MATERIAL SUPPLIED:
________

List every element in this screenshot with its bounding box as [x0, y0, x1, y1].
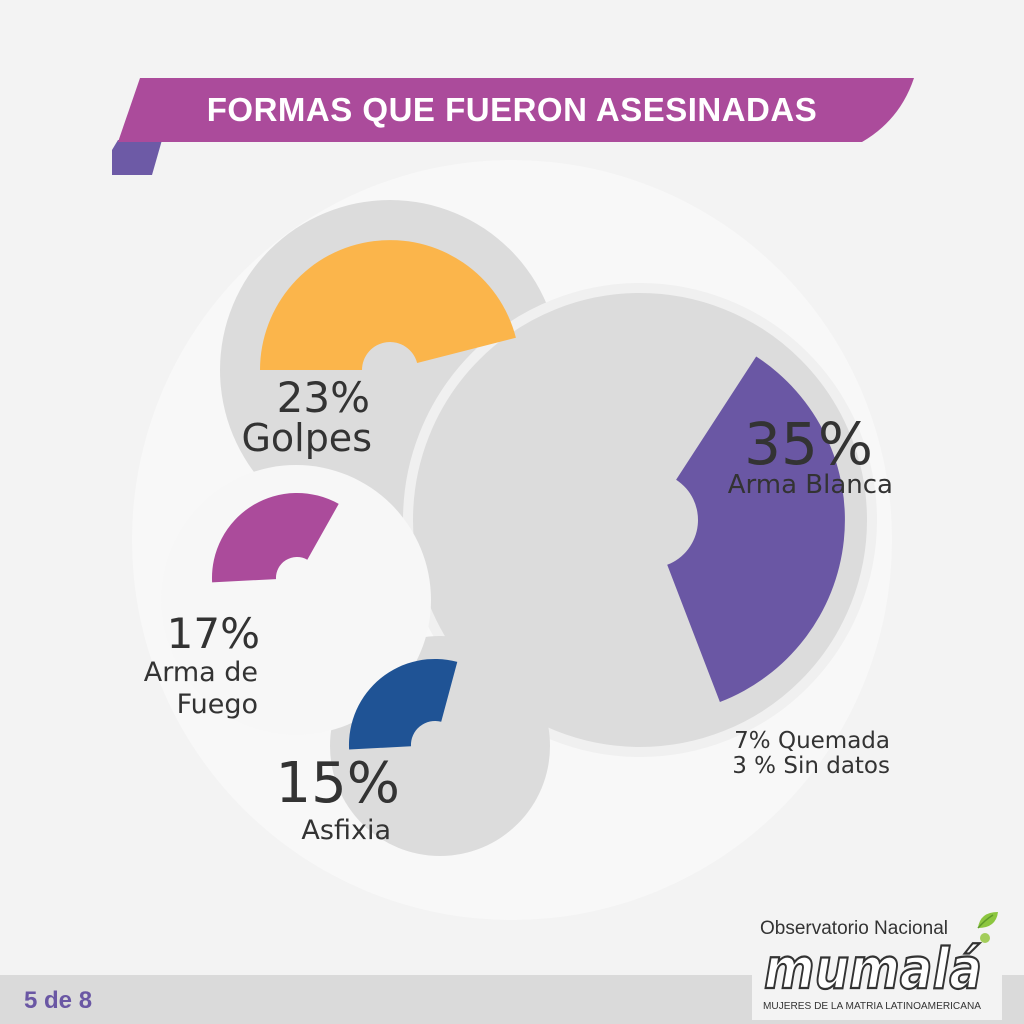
arma-fuego-label-line1: Arma de: [144, 657, 258, 688]
logo: Observatorio Nacional mumalá MUJERES DE …: [752, 908, 1002, 1020]
segment-golpes: [260, 240, 516, 370]
ring-arma-blanca-edge: [403, 283, 877, 757]
asfixia-percent: 15%: [276, 751, 400, 816]
title-banner: FORMAS QUE FUERON ASESINADAS: [112, 78, 914, 175]
arma-blanca-percent: 35%: [744, 410, 873, 478]
logo-wordmark: mumalá: [764, 937, 982, 1002]
golpes-label: Golpes: [241, 416, 372, 460]
segment-arma-fuego: [211, 492, 339, 583]
sin-datos-note: 3 % Sin datos: [732, 753, 890, 779]
logo-subtitle: MUJERES DE LA MATRIA LATINOAMERICANA: [763, 1000, 981, 1012]
page-title: FORMAS QUE FUERON ASESINADAS: [207, 91, 817, 128]
quemada-note: 7% Quemada: [734, 728, 890, 754]
segment-asfixia: [348, 658, 458, 750]
asfixia-label: Asfixia: [301, 815, 391, 846]
arma-fuego-label-line2: Fuego: [177, 689, 258, 720]
segment-arma-blanca: [667, 356, 845, 702]
logo-backdrop: [752, 908, 1002, 1020]
banner-fold: [112, 140, 162, 175]
logo-top-text: Observatorio Nacional: [760, 918, 948, 939]
leaf-icon: [977, 912, 998, 943]
arma-fuego-percent: 17%: [167, 609, 260, 658]
banner-band: [118, 78, 914, 142]
golpes-percent: 23%: [277, 373, 370, 422]
page-indicator: 5 de 8: [24, 987, 92, 1014]
arma-blanca-label: Arma Blanca: [728, 470, 893, 500]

________

WHAT THE TASK REQUIRES:
Copy out the material from the line containing "arma-fuego-label-line1: Arma de: [144, 657, 258, 688]" through the end, swapping "Observatorio Nacional" for "National Observatory" and leaving everything else as it is. Give only those lines.

THE RESULT:
arma-fuego-label-line1: Arma de: [144, 657, 258, 688]
logo: National Observatory mumalá MUJERES DE …: [752, 908, 1002, 1020]
segment-golpes: [260, 240, 516, 370]
ring-arma-blanca-edge: [403, 283, 877, 757]
asfixia-percent: 15%: [276, 751, 400, 816]
title-banner: FORMAS QUE FUERON ASESINADAS: [112, 78, 914, 175]
arma-blanca-percent: 35%: [744, 410, 873, 478]
logo-wordmark: mumalá: [764, 937, 982, 1002]
golpes-label: Golpes: [241, 416, 372, 460]
segment-arma-fuego: [211, 492, 339, 583]
sin-datos-note: 3 % Sin datos: [732, 753, 890, 779]
logo-subtitle: MUJERES DE LA MATRIA LATINOAMERICANA: [763, 1000, 981, 1012]
page-title: FORMAS QUE FUERON ASESINADAS: [207, 91, 817, 128]
quemada-note: 7% Quemada: [734, 728, 890, 754]
segment-asfixia: [348, 658, 458, 750]
asfixia-label: Asfixia: [301, 815, 391, 846]
arma-fuego-label-line2: Fuego: [177, 689, 258, 720]
segment-arma-blanca: [667, 356, 845, 702]
logo-backdrop: [752, 908, 1002, 1020]
banner-fold: [112, 140, 162, 175]
logo-top-text: National Observatory: [760, 918, 948, 939]
leaf-icon: [977, 912, 998, 943]
arma-fuego-percent: 17%: [167, 609, 260, 658]
banner-band: [118, 78, 914, 142]
golpes-percent: 23%: [277, 373, 370, 422]
page-indicator: 5 de 8: [24, 987, 92, 1014]
arma-blanca-label: Arma Blanca: [728, 470, 893, 500]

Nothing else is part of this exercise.